• **Fragmento mostrado**:
El líder de La Francia Insumisa (LFI, izquierda radical), Jean-Luc Mélenchon, pidió la dimisión de Macron, por considerarlo el culpable del caos en que se hunde el país. La ultraderechista Marine Le Pen, que está inhabilitada a presentarse a elecciones debido a una condena por fraude al Parlamento Europeo, ha pedido nuevos comicios legislativos.
Se ha llegado a este punto crítico porque Bayrou, muy impopular según los sondeos, no ha logrado convencer sobre sus medidas de ahorro. Las que más oposición levantan son la eliminación de dos días festivos al año y la congelación de pensiones, prestaciones sociales y salarios de funcionarios. La izquierda le exige que, en lugar de estos sacrificios para la mayoría de la población, suba los impuestos a quienes más tienen.
La espiral de endeudamiento francés ha sido imparable desde hace más de cuarenta años, tanto con presidentes de izquierdas como conservadores. El gráfico que acompaña este artículo muestra, por ejemplo, cómo creció la deuda durante el mandato del derechista Nicolas Sarkozy. Con Macron la deuda ha vuelto a desbocarse. Él lo justifica por el rescate económico durante la pandemia. Pero el desfase con Alemania es clamoroso. Francia está ya pagando tipos de interés similares a Italia, cuya estabilidad política y rigor financiero bajo la ultraderechista primera ministra Giorgia Meloni impresionan al otro lado de los Alpes.
Lombard se sintió obligado a desdecirse sobre el peligro de intervención del FMI, un desmentido algo sorprendente porque el propio Bayrou ha dicho en varias ocasiones que Francia podría acabar como Grecia hace unos años. Se confía, no obstante en que, si las cosas se complican, el BCE, que dirige la francesa Christine Lagarde, comprará masivamente deuda francesa para que baje el tipo de interés.

• **Detalles del ejercicio**: Extrae sin cambios del fragmento mostrado el pasaje que comienza con las palabras «El líder de» y termina con «quienes más tienen.». El listado procede de otra fuente.

• **Datos proporcionados**:
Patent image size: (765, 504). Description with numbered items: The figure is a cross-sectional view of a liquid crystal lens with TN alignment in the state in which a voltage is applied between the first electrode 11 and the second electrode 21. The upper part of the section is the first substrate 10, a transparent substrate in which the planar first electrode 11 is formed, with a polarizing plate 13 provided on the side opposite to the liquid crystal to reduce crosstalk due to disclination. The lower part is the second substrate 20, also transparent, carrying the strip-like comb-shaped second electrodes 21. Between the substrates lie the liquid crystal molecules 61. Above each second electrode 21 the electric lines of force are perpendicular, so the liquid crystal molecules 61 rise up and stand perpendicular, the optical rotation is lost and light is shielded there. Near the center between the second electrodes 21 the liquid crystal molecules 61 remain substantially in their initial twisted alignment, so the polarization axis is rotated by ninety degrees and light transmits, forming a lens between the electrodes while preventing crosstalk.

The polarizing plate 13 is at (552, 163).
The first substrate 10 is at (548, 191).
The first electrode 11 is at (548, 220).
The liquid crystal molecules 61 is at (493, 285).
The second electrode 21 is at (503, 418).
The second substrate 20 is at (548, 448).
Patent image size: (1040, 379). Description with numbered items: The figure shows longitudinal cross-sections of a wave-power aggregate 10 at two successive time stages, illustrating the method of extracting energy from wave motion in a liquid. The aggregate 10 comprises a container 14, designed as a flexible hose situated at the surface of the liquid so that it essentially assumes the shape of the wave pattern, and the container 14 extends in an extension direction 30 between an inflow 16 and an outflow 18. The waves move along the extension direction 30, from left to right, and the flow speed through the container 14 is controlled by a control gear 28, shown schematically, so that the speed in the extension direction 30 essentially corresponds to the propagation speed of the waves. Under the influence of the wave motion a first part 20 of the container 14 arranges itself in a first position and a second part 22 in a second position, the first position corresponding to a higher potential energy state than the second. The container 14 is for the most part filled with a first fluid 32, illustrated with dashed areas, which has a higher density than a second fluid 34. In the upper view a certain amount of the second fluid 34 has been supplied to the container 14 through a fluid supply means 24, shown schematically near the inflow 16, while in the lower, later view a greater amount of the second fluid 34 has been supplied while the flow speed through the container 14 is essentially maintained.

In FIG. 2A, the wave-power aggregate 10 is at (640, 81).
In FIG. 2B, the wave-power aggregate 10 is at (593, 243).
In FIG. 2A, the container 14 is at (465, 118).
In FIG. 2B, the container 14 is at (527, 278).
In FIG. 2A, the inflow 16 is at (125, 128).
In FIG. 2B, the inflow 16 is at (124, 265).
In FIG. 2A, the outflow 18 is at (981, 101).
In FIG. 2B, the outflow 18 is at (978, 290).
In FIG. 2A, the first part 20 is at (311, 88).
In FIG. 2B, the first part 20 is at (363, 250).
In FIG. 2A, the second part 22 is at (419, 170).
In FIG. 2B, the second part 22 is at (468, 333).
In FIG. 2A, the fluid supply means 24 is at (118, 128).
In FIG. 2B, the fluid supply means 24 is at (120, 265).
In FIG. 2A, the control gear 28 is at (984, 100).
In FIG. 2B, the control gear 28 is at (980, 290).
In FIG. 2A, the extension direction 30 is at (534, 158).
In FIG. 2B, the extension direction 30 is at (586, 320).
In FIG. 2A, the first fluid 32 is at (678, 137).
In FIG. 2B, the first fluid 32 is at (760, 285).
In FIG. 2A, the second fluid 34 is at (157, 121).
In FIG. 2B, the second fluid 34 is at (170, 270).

• **Solución del ejercicio**:
El líder de La Francia Insumisa (LFI, izquierda radical), Jean-Luc Mélenchon, pidió la dimisión de Macron, por considerarlo el culpable del caos en que se hunde el país. La ultraderechista Marine Le Pen, que está inhabilitada a presentarse a elecciones debido a una condena por fraude al Parlamento Europeo, ha pedido nuevos comicios legislativos.
Se ha llegado a este punto crítico porque Bayrou, muy impopular según los sondeos, no ha logrado convencer sobre sus medidas de ahorro. Las que más oposición levantan son la eliminación de dos días festivos al año y la congelación de pensiones, prestaciones sociales y salarios de funcionarios. La izquierda le exige que, en lugar de estos sacrificios para la mayoría de la población, suba los impuestos a quienes más tienen.